Aim: Repeat the material below exactly, line for line.

Task input:
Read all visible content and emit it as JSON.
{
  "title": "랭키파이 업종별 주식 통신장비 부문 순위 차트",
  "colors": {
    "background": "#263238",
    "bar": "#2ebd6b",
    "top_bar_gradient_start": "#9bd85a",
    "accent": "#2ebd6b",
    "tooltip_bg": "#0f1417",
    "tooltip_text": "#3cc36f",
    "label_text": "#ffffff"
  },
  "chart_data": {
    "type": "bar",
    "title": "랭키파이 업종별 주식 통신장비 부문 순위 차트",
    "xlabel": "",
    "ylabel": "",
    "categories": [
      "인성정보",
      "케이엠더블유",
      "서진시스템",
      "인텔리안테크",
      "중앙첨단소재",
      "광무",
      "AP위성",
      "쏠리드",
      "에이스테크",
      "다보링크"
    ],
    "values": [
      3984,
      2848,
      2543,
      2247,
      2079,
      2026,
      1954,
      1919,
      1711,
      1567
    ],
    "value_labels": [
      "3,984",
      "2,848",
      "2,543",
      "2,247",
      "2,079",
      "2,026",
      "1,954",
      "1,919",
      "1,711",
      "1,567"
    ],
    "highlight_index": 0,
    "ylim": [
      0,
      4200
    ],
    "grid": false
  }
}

Complete response:
Read all visible content and emit it as JSON.
{
  "title": "랭키파이 업종별 주식 통신장비 부문 순위 차트",
  "colors": {
    "background": "#263238",
    "bar": "#2ebd6b",
    "top_bar_gradient_start": "#9bd85a",
    "accent": "#2ebd6b",
    "tooltip_bg": "#0f1417",
    "tooltip_text": "#3cc36f",
    "label_text": "#ffffff"
  },
  "chart_data": {
    "type": "bar",
    "title": "랭키파이 업종별 주식 통신장비 부문 순위 차트",
    "xlabel": "",
    "ylabel": "",
    "categories": [
      "인성정보",
      "케이엠더블유",
      "서진시스템",
      "인텔리안테크",
      "중앙첨단소재",
      "광무",
      "AP위성",
      "쏠리드",
      "에이스테크",
      "다보링크"
    ],
    "values": [
      3984,
      2848,
      2543,
      2247,
      2079,
      2026,
      1954,
      1919,
      1711,
      1567
    ],
    "value_labels": [
      "3,984",
      "2,848",
      "2,543",
      "2,247",
      "2,079",
      "2,026",
      "1,954",
      "1,919",
      "1,711",
      "1,567"
    ],
    "highlight_index": 0,
    "ylim": [
      0,
      4200
    ],
    "grid": false
  }
}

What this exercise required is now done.